Aim →
Reproduce each line exactly.

____

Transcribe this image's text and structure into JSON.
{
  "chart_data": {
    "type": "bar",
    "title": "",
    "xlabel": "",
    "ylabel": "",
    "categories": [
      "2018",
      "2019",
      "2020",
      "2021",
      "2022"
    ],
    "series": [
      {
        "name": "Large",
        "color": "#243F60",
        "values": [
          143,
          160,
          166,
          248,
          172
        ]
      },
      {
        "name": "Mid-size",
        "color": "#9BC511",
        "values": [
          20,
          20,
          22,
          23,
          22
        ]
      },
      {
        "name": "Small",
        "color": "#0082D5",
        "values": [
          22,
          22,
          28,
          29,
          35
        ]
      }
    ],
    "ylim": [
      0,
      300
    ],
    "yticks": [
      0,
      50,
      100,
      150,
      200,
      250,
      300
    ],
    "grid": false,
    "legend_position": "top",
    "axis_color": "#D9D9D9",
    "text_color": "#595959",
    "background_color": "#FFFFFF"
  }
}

____

Written answer →
Transcribe this image's text and structure into JSON.
{
  "chart_data": {
    "type": "bar",
    "title": "",
    "xlabel": "",
    "ylabel": "",
    "categories": [
      "2018",
      "2019",
      "2020",
      "2021",
      "2022"
    ],
    "series": [
      {
        "name": "Large",
        "color": "#243F60",
        "values": [
          143,
          160,
          166,
          248,
          172
        ]
      },
      {
        "name": "Mid-size",
        "color": "#9BC511",
        "values": [
          20,
          20,
          22,
          23,
          22
        ]
      },
      {
        "name": "Small",
        "color": "#0082D5",
        "values": [
          22,
          22,
          28,
          29,
          35
        ]
      }
    ],
    "ylim": [
      0,
      300
    ],
    "yticks": [
      0,
      50,
      100,
      150,
      200,
      250,
      300
    ],
    "grid": false,
    "legend_position": "top",
    "axis_color": "#D9D9D9",
    "text_color": "#595959",
    "background_color": "#FFFFFF"
  }
}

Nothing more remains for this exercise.